TEMPO.CO, Jakarta - Pasar obligasi domestik pada tahun 2013 masih akan menarik bagi para investor lokal maupun asing. Prospek ekonomi Indonesia yang masih tumbuh di atas 6 persen, terkendalinya laju inflasi, serta imbal hasil obligasi domestik yang masih kompetitif menjadi pemikat bagi investor.
Indeks Komposit Obligasi Indonesia (IBPA-ICBX) diprediksi akan naik 9-11 persen pada tahun 2013. “Angka ini memang terlihat konservatif, tetapi cukup relevan di tengah banyaknya ketidakpastian pada tahun depan,” kata Fakhrul Aufa, analis dari Indonesia Bond Price Agency (IPBA).
Aliran dana asing yang masuk ke pasar obligasi domestik sepanjang tahun ini mencapai Rp 49,27 triliun. Kepemilikan investor asing atas obligasi pemerintah hingga 12 Desember lalu mencapai Rp 272,13 triliun, atau sekitar 32,6 persen dari total senilai Rp 834,75 triliun. Dibandingkan posisi akhir tahun lalu yang hanya mencapai Rp 222,86 triliun atau 30,79 persen dari total Rp 723,6 triliun.
Indeks Komposit Obligasi Indonesia yang menghitung semua potensi keuntungan (ICBX-Total Return Index) sepanjang tahun ini telah naik 11,45 persen ke level 162,43, hingga 12 Desember lalu. Namun, kenaikan ini lebih rendah dibandingkan tahun sebelumnya sebesar 21,67 persen.
Indeks Obligasi Pemerintah (GBIX-Total Return Index) hanya naik 11,57 persen ke level 193,77 dari posisi akhir tahun lalu di 173,68. Pada tahun 2010, Indeks Obligasi Pemerintah naik 21,74 persen.

Data Tersimpan —
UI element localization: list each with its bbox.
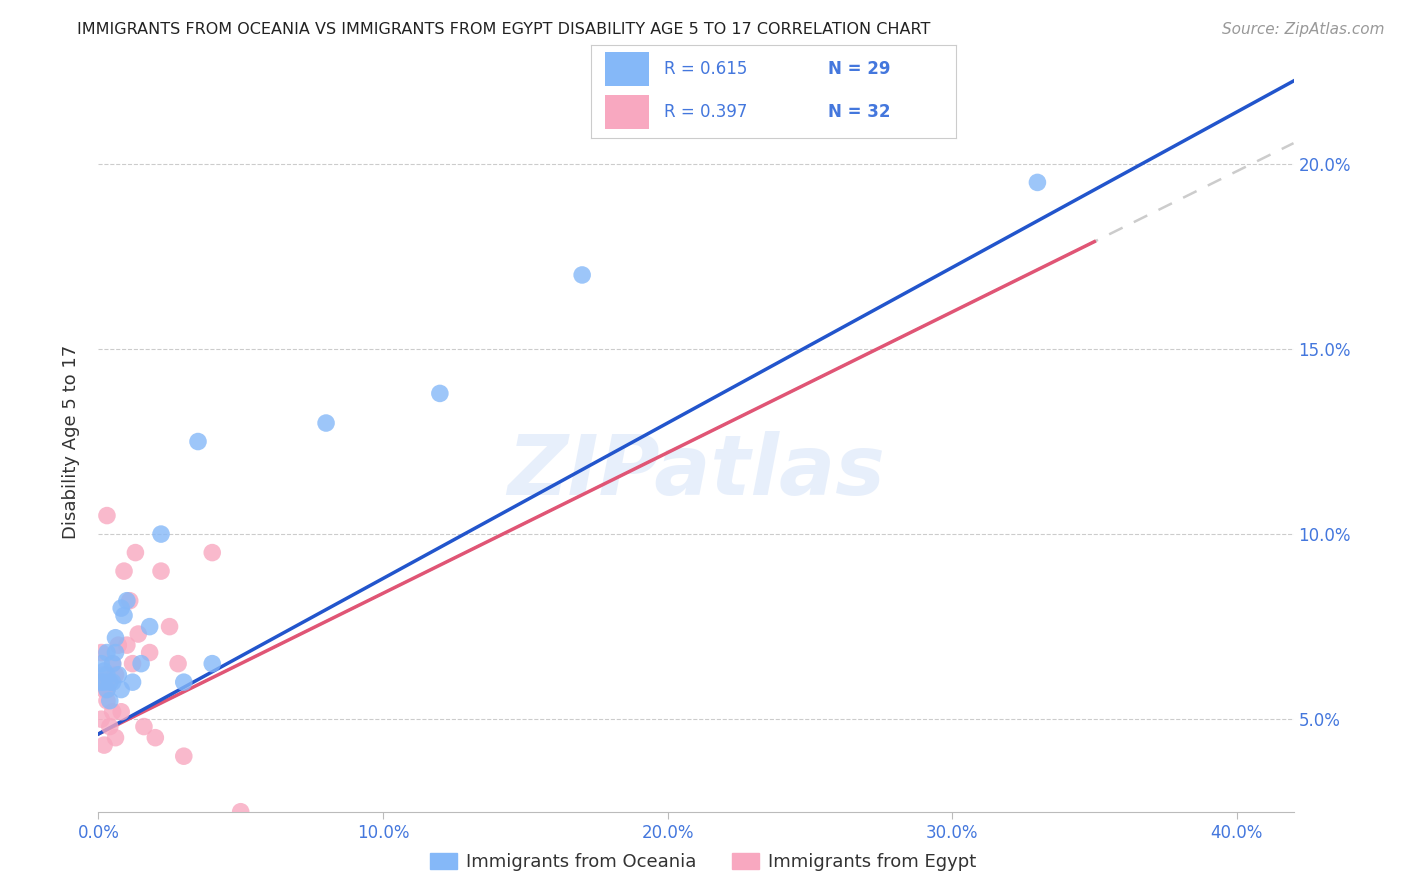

Kumpulan Tugas —
a. Terjemahkan kalimat dari berita tentang pasar obligasi ini ke dalam bahasa Inggris: "Aliran dana asing yang masuk ke pasar obligasi domestik sepanjang tahun ini mencapai Rp 49,27 triliun."
b. Tuliskan kembali tanpa perubahan bagian berita tentang pasar obligasi yang dibuka dengan kata-kata "Aliran dana asing" dan ditutup dengan "naik 21,74 persen.".
c. Tuliskan lanjutan berita tentang pasar obligasi, dimulai sesudah kalimat terakhir yang ada.

Jawaban —
a. Foreign capital inflows into the domestic bond market throughout this year reached Rp 49.27 trillion.

b.
Aliran dana asing yang masuk ke pasar obligasi domestik sepanjang tahun ini mencapai Rp 49,27 triliun. Kepemilikan investor asing atas obligasi pemerintah hingga 12 Desember lalu mencapai Rp 272,13 triliun, atau sekitar 32,6 persen dari total senilai Rp 834,75 triliun. Dibandingkan posisi akhir tahun lalu yang hanya mencapai Rp 222,86 triliun atau 30,79 persen dari total Rp 723,6 triliun.
Indeks Komposit Obligasi Indonesia yang menghitung semua potensi keuntungan (ICBX-Total Return Index) sepanjang tahun ini telah naik 11,45 persen ke level 162,43, hingga 12 Desember lalu. Namun, kenaikan ini lebih rendah dibandingkan tahun sebelumnya sebesar 21,67 persen.
Indeks Obligasi Pemerintah (GBIX-Total Return Index) hanya naik 11,57 persen ke level 193,77 dari posisi akhir tahun lalu di 173,68. Pada tahun 2010, Indeks Obligasi Pemerintah naik 21,74 persen.

c.
Demikian pula Indeks Obligasi Korporasi (CBIX-Total Return Index) sepanjang tahun ini juga naik 11,04 persen ke 150,04 dibanding posisi akhir tahun 2011 lalu di 135,12. Sedangkan pada tahun sebelumnya naik 14,55 persen.
Imbal hasil (yield) yang bisa mencapai di atas 7 persen masih sangat kompetitif dibandingkan dengan obligasi negara lainnya. Kondisi di Eropa yang masih dilanda resesi akibat krisis utang dan suku bunga Amerika Serikat yang berada di level terendahnya mendekati 0 persen membuat investor tergiur berinvestasi di obligasi domestik.
“Ekonomi global pada tahun depan masih akan diselimuti ketidakpastian, mulai dari masalah Eropa, ekonomi Amerika yang masih rapuh, serta perlambatan ekonomi di kawasan Asia, bisa menjadi hambatan bagi pasar obligasi Indonesia,” katanya.
Dari faktor domestik, wacana kenaikan harga bahan bakar minyak (BBM) bersubsidi dan tarif daya listrik, serta meningkatnya suku politik menjelang pemilihan umum tahun depan bisa membebani arus investasi ke pasar obligasi. “Yang perlu diperhatikan oleh pemerintah adalah, bagaimana cara mengatasi agar tidak terjadi lonjakan harga yang dapat memicu lonjakan inflasi saat terjadi kenaikan BBM bersubsidi dan TDL,” dia menuturkan.
Dari sisi permintaan sebenarnya masih cukup bagus. Hal ini terlihat dari penyerapan pasar terhadap penawaran obligasi pemerintah sepanjang tahun ini. Hanya, faktor eksternal yang kurang kondusif membuat kenaikan indeks obligasi pada tahun ini turun dibandingkan dengan tahun 2011.
Kenaikan indeks obligasi tahun ini juga karena adanya pengalihan investasi dari pasar surat utang ke bursa saham, seiring naiknya indeks harga saham ke level tertingginya di 4.375 pada bulan November lalu.
Selain mencari imbal hasil yang tinggi, investor juga mencari tempat yang aman bagi investasinya seperti di Indonesia. Sebab oerekonomian yang ditopang oleh kuatnya konsumsi domestik masih tumbuh.
VIVA B.K.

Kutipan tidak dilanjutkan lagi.